── ENTRIES SUPPLIED ──

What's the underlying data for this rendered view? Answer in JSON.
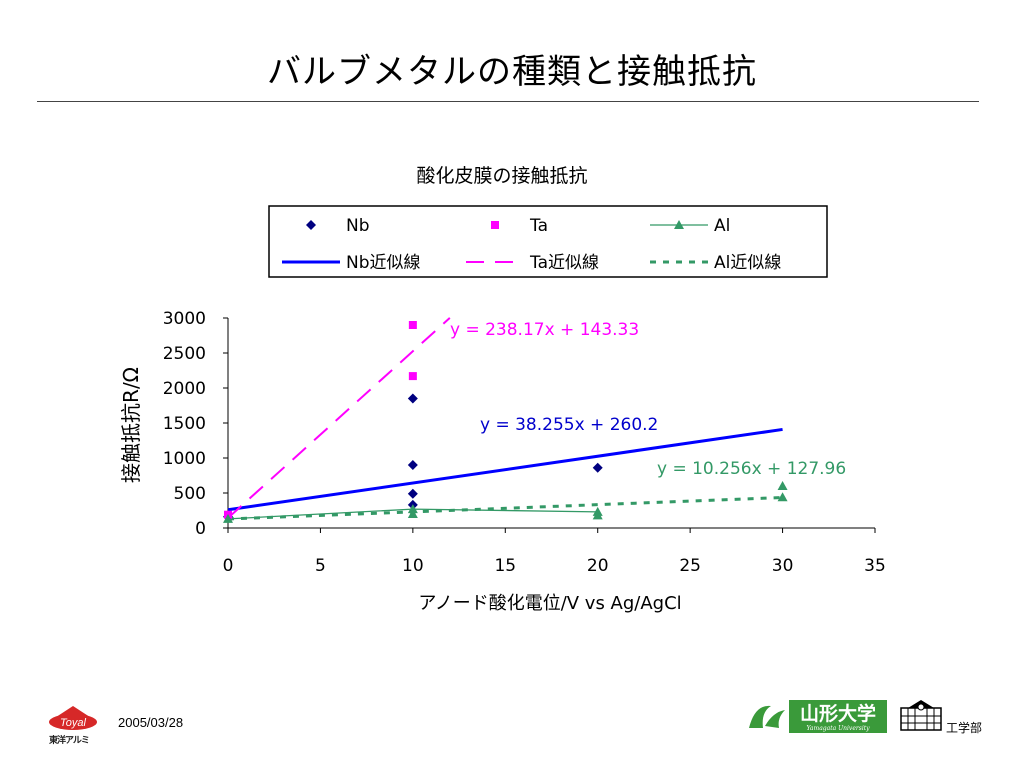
{
  "slide": {
    "title": "バルブメタルの種類と接触抵抗",
    "date": "2005/03/28",
    "logo_left_text": "Toyal",
    "logo_left_caption": "東洋アルミ",
    "logo_right_text": "山形大学",
    "logo_right_subtext": "Yamagata University",
    "faculty": "工学部"
  },
  "colors": {
    "nb": "#000080",
    "ta": "#FF00FF",
    "al": "#339966",
    "nb_fit": "#0000FF",
    "logo_red": "#D62828",
    "logo_green": "#3A9A3A"
  },
  "chart_data": {
    "type": "scatter",
    "title": "酸化皮膜の接触抵抗",
    "xlabel": "アノード酸化電位/V vs Ag/AgCl",
    "ylabel": "接触抵抗R/Ω",
    "xlim": [
      0,
      35
    ],
    "ylim": [
      0,
      3000
    ],
    "xticks": [
      0,
      5,
      10,
      15,
      20,
      25,
      30,
      35
    ],
    "yticks": [
      0,
      500,
      1000,
      1500,
      2000,
      2500,
      3000
    ],
    "legend_position": "top-center",
    "series": [
      {
        "name": "Nb",
        "marker": "diamond",
        "line": false,
        "points": [
          [
            0,
            160
          ],
          [
            10,
            1850
          ],
          [
            10,
            900
          ],
          [
            10,
            490
          ],
          [
            10,
            330
          ],
          [
            20,
            860
          ]
        ]
      },
      {
        "name": "Ta",
        "marker": "square",
        "line": false,
        "points": [
          [
            0,
            190
          ],
          [
            10,
            2900
          ],
          [
            10,
            2170
          ]
        ]
      },
      {
        "name": "Al",
        "marker": "triangle",
        "line": true,
        "points": [
          [
            0,
            130
          ],
          [
            10,
            270
          ],
          [
            20,
            230
          ]
        ]
      },
      {
        "name": "Al",
        "marker": "triangle",
        "line": false,
        "points": [
          [
            10,
            200
          ],
          [
            20,
            180
          ],
          [
            30,
            600
          ],
          [
            30,
            440
          ]
        ]
      }
    ],
    "trendlines": [
      {
        "name": "Nb近似線",
        "slope": 38.255,
        "intercept": 260.2,
        "xrange": [
          0,
          30
        ],
        "style": "solid",
        "equation": "y = 38.255x + 260.2"
      },
      {
        "name": "Ta近似線",
        "slope": 238.17,
        "intercept": 143.33,
        "xrange": [
          0,
          12
        ],
        "style": "dashed",
        "equation": "y = 238.17x + 143.33"
      },
      {
        "name": "Al近似線",
        "slope": 10.256,
        "intercept": 127.96,
        "xrange": [
          0,
          30
        ],
        "style": "dotted",
        "equation": "y = 10.256x + 127.96"
      }
    ],
    "legend": [
      "Nb",
      "Ta",
      "Al",
      "Nb近似線",
      "Ta近似線",
      "Al近似線"
    ]
  }
}
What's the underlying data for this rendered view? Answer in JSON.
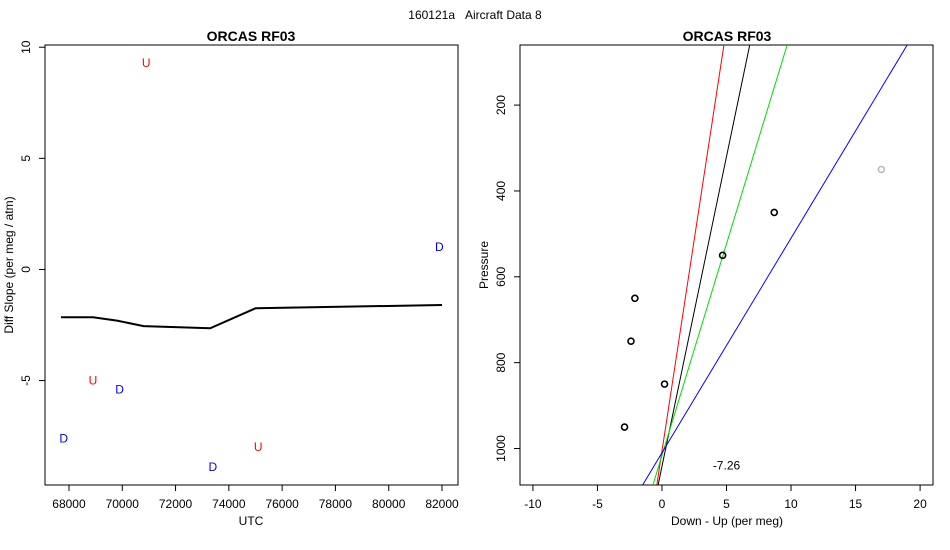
{
  "figure": {
    "suptitle_id": "160121a",
    "suptitle_text": "Aircraft Data 8"
  },
  "chart_data": [
    {
      "type": "line",
      "title": "ORCAS RF03",
      "xlabel": "UTC",
      "ylabel": "Diff Slope (per meg / atm)",
      "xlim": [
        67100,
        82600
      ],
      "ylim": [
        -9.7,
        10.1
      ],
      "x_ticks": [
        68000,
        70000,
        72000,
        74000,
        76000,
        78000,
        80000,
        82000
      ],
      "x_tick_labels": [
        "68000",
        "70000",
        "72000",
        "74000",
        "76000",
        "78000",
        "80000",
        "82000"
      ],
      "y_ticks": [
        -5,
        0,
        5,
        10
      ],
      "y_tick_labels": [
        "-5",
        "0",
        "5",
        "10"
      ],
      "series": [
        {
          "color": "#000000",
          "x": [
            67700,
            68900,
            69800,
            70800,
            73300,
            75000,
            82000
          ],
          "y": [
            -2.15,
            -2.15,
            -2.3,
            -2.55,
            -2.65,
            -1.75,
            -1.6
          ]
        }
      ],
      "markers": [
        {
          "label": "U",
          "color": "#ff0000",
          "x": 70900,
          "y": 9.3
        },
        {
          "label": "U",
          "color": "#ff0000",
          "x": 68900,
          "y": -5.0
        },
        {
          "label": "D",
          "color": "#0000ff",
          "x": 69900,
          "y": -5.4
        },
        {
          "label": "D",
          "color": "#0000ff",
          "x": 67800,
          "y": -7.6
        },
        {
          "label": "D",
          "color": "#0000ff",
          "x": 73400,
          "y": -8.9
        },
        {
          "label": "U",
          "color": "#ff0000",
          "x": 75100,
          "y": -8.0
        },
        {
          "label": "D",
          "color": "#0000ff",
          "x": 81900,
          "y": 1.0
        }
      ]
    },
    {
      "type": "scatter",
      "title": "ORCAS RF03",
      "xlabel": "Down - Up (per meg)",
      "ylabel": "Pressure",
      "xlim": [
        -11,
        21
      ],
      "ylim_reversed": [
        60,
        1085
      ],
      "x_ticks": [
        -10,
        -5,
        0,
        5,
        10,
        15,
        20
      ],
      "x_tick_labels": [
        "-10",
        "-5",
        "0",
        "5",
        "10",
        "15",
        "20"
      ],
      "y_ticks": [
        200,
        400,
        600,
        800,
        1000
      ],
      "y_tick_labels": [
        "200",
        "400",
        "600",
        "800",
        "1000"
      ],
      "points": [
        {
          "x": 17.0,
          "y": 350,
          "color": "#bbbbbb"
        },
        {
          "x": 8.7,
          "y": 450,
          "color": "#000000"
        },
        {
          "x": 4.7,
          "y": 550,
          "color": "#000000"
        },
        {
          "x": -2.1,
          "y": 650,
          "color": "#000000"
        },
        {
          "x": -2.4,
          "y": 750,
          "color": "#000000"
        },
        {
          "x": 0.2,
          "y": 850,
          "color": "#000000"
        },
        {
          "x": -2.9,
          "y": 950,
          "color": "#000000"
        }
      ],
      "fit_lines": [
        {
          "color": "#ff0000",
          "points": [
            [
              -0.4,
              1085
            ],
            [
              4.8,
              60
            ]
          ]
        },
        {
          "color": "#000000",
          "points": [
            [
              -0.3,
              1085
            ],
            [
              6.8,
              60
            ]
          ]
        },
        {
          "color": "#00dd00",
          "points": [
            [
              -0.7,
              1085
            ],
            [
              9.7,
              60
            ]
          ]
        },
        {
          "color": "#0000ff",
          "points": [
            [
              -1.5,
              1085
            ],
            [
              19.0,
              60
            ]
          ]
        }
      ],
      "annotation": {
        "text": "-7.26",
        "x": 5.0,
        "y": 1040
      }
    }
  ]
}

───

Reproduce the material in its entirety and word for word, without the pictures.

ANSWER:
What's the underlying data for this rendered view? Answer in JSON.
{
  "slide": {
    "title": "バルブメタルの種類と接触抵抗",
    "date": "2005/03/28",
    "logo_left_text": "Toyal",
    "logo_left_caption": "東洋アルミ",
    "logo_right_text": "山形大学",
    "logo_right_subtext": "Yamagata University",
    "faculty": "工学部"
  },
  "colors": {
    "nb": "#000080",
    "ta": "#FF00FF",
    "al": "#339966",
    "nb_fit": "#0000FF",
    "logo_red": "#D62828",
    "logo_green": "#3A9A3A"
  },
  "chart_data": {
    "type": "scatter",
    "title": "酸化皮膜の接触抵抗",
    "xlabel": "アノード酸化電位/V vs Ag/AgCl",
    "ylabel": "接触抵抗R/Ω",
    "xlim": [
      0,
      35
    ],
    "ylim": [
      0,
      3000
    ],
    "xticks": [
      0,
      5,
      10,
      15,
      20,
      25,
      30,
      35
    ],
    "yticks": [
      0,
      500,
      1000,
      1500,
      2000,
      2500,
      3000
    ],
    "legend_position": "top-center",
    "series": [
      {
        "name": "Nb",
        "marker": "diamond",
        "line": false,
        "points": [
          [
            0,
            160
          ],
          [
            10,
            1850
          ],
          [
            10,
            900
          ],
          [
            10,
            490
          ],
          [
            10,
            330
          ],
          [
            20,
            860
          ]
        ]
      },
      {
        "name": "Ta",
        "marker": "square",
        "line": false,
        "points": [
          [
            0,
            190
          ],
          [
            10,
            2900
          ],
          [
            10,
            2170
          ]
        ]
      },
      {
        "name": "Al",
        "marker": "triangle",
        "line": true,
        "points": [
          [
            0,
            130
          ],
          [
            10,
            270
          ],
          [
            20,
            230
          ]
        ]
      },
      {
        "name": "Al",
        "marker": "triangle",
        "line": false,
        "points": [
          [
            10,
            200
          ],
          [
            20,
            180
          ],
          [
            30,
            600
          ],
          [
            30,
            440
          ]
        ]
      }
    ],
    "trendlines": [
      {
        "name": "Nb近似線",
        "slope": 38.255,
        "intercept": 260.2,
        "xrange": [
          0,
          30
        ],
        "style": "solid",
        "equation": "y = 38.255x + 260.2"
      },
      {
        "name": "Ta近似線",
        "slope": 238.17,
        "intercept": 143.33,
        "xrange": [
          0,
          12
        ],
        "style": "dashed",
        "equation": "y = 238.17x + 143.33"
      },
      {
        "name": "Al近似線",
        "slope": 10.256,
        "intercept": 127.96,
        "xrange": [
          0,
          30
        ],
        "style": "dotted",
        "equation": "y = 10.256x + 127.96"
      }
    ],
    "legend": [
      "Nb",
      "Ta",
      "Al",
      "Nb近似線",
      "Ta近似線",
      "Al近似線"
    ]
  }
}
What's the underlying data for this rendered view? Answer in JSON.
{
  "figure": {
    "suptitle_id": "160121a",
    "suptitle_text": "Aircraft Data 8"
  },
  "chart_data": [
    {
      "type": "line",
      "title": "ORCAS RF03",
      "xlabel": "UTC",
      "ylabel": "Diff Slope (per meg / atm)",
      "xlim": [
        67100,
        82600
      ],
      "ylim": [
        -9.7,
        10.1
      ],
      "x_ticks": [
        68000,
        70000,
        72000,
        74000,
        76000,
        78000,
        80000,
        82000
      ],
      "x_tick_labels": [
        "68000",
        "70000",
        "72000",
        "74000",
        "76000",
        "78000",
        "80000",
        "82000"
      ],
      "y_ticks": [
        -5,
        0,
        5,
        10
      ],
      "y_tick_labels": [
        "-5",
        "0",
        "5",
        "10"
      ],
      "series": [
        {
          "color": "#000000",
          "x": [
            67700,
            68900,
            69800,
            70800,
            73300,
            75000,
            82000
          ],
          "y": [
            -2.15,
            -2.15,
            -2.3,
            -2.55,
            -2.65,
            -1.75,
            -1.6
          ]
        }
      ],
      "markers": [
        {
          "label": "U",
          "color": "#ff0000",
          "x": 70900,
          "y": 9.3
        },
        {
          "label": "U",
          "color": "#ff0000",
          "x": 68900,
          "y": -5.0
        },
        {
          "label": "D",
          "color": "#0000ff",
          "x": 69900,
          "y": -5.4
        },
        {
          "label": "D",
          "color": "#0000ff",
          "x": 67800,
          "y": -7.6
        },
        {
          "label": "D",
          "color": "#0000ff",
          "x": 73400,
          "y": -8.9
        },
        {
          "label": "U",
          "color": "#ff0000",
          "x": 75100,
          "y": -8.0
        },
        {
          "label": "D",
          "color": "#0000ff",
          "x": 81900,
          "y": 1.0
        }
      ]
    },
    {
      "type": "scatter",
      "title": "ORCAS RF03",
      "xlabel": "Down - Up (per meg)",
      "ylabel": "Pressure",
      "xlim": [
        -11,
        21
      ],
      "ylim_reversed": [
        60,
        1085
      ],
      "x_ticks": [
        -10,
        -5,
        0,
        5,
        10,
        15,
        20
      ],
      "x_tick_labels": [
        "-10",
        "-5",
        "0",
        "5",
        "10",
        "15",
        "20"
      ],
      "y_ticks": [
        200,
        400,
        600,
        800,
        1000
      ],
      "y_tick_labels": [
        "200",
        "400",
        "600",
        "800",
        "1000"
      ],
      "points": [
        {
          "x": 17.0,
          "y": 350,
          "color": "#bbbbbb"
        },
        {
          "x": 8.7,
          "y": 450,
          "color": "#000000"
        },
        {
          "x": 4.7,
          "y": 550,
          "color": "#000000"
        },
        {
          "x": -2.1,
          "y": 650,
          "color": "#000000"
        },
        {
          "x": -2.4,
          "y": 750,
          "color": "#000000"
        },
        {
          "x": 0.2,
          "y": 850,
          "color": "#000000"
        },
        {
          "x": -2.9,
          "y": 950,
          "color": "#000000"
        }
      ],
      "fit_lines": [
        {
          "color": "#ff0000",
          "points": [
            [
              -0.4,
              1085
            ],
            [
              4.8,
              60
            ]
          ]
        },
        {
          "color": "#000000",
          "points": [
            [
              -0.3,
              1085
            ],
            [
              6.8,
              60
            ]
          ]
        },
        {
          "color": "#00dd00",
          "points": [
            [
              -0.7,
              1085
            ],
            [
              9.7,
              60
            ]
          ]
        },
        {
          "color": "#0000ff",
          "points": [
            [
              -1.5,
              1085
            ],
            [
              19.0,
              60
            ]
          ]
        }
      ],
      "annotation": {
        "text": "-7.26",
        "x": 5.0,
        "y": 1040
      }
    }
  ]
}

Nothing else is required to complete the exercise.